*YOUR INSTRUCTIONS:* Count how many lines of the material below contain the string "Back", treating uppercase and lowercase as different. Reply with the number alone.

[Element placement data]
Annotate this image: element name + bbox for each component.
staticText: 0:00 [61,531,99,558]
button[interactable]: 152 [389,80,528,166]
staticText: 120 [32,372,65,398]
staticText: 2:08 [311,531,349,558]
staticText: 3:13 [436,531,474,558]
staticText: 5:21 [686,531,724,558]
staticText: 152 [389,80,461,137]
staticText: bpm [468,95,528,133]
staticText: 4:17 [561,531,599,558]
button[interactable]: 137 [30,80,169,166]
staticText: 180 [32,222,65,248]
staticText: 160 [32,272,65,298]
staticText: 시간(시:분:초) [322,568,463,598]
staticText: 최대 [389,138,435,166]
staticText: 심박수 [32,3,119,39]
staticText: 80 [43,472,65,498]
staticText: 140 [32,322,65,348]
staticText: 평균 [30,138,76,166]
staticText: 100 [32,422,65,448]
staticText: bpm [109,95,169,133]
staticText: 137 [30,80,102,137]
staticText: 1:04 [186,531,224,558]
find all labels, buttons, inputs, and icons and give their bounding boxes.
==
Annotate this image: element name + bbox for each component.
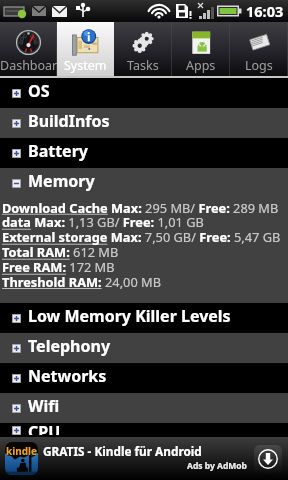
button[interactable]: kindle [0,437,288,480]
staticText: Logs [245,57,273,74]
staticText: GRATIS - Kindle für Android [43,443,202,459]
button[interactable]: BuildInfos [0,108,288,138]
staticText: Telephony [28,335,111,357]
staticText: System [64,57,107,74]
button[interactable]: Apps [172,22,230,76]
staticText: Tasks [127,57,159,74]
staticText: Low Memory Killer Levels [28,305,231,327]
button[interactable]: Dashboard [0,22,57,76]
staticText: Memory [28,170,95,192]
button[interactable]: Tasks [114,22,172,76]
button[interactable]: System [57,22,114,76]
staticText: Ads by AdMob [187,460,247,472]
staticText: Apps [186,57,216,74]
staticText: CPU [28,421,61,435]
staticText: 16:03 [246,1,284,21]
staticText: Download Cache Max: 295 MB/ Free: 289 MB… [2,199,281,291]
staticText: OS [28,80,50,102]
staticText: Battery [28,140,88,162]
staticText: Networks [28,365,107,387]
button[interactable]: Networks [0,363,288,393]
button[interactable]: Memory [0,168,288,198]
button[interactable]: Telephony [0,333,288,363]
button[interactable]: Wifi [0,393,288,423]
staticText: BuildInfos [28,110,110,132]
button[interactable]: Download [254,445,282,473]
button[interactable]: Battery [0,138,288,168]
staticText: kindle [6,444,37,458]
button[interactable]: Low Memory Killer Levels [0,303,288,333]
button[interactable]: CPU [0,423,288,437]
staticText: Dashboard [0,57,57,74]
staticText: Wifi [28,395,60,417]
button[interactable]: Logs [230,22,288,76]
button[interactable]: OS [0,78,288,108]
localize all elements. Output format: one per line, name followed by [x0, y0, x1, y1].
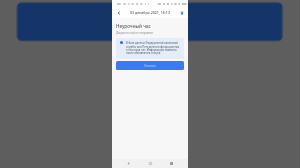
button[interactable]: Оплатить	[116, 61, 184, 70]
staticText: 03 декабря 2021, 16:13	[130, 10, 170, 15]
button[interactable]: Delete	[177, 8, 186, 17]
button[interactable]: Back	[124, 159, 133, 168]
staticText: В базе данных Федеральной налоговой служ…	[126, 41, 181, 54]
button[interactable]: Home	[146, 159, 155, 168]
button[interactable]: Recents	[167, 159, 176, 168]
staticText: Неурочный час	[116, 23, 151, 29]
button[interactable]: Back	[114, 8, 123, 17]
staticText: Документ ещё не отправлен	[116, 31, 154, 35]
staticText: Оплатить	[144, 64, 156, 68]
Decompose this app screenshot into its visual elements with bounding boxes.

*RESPONSE:* 2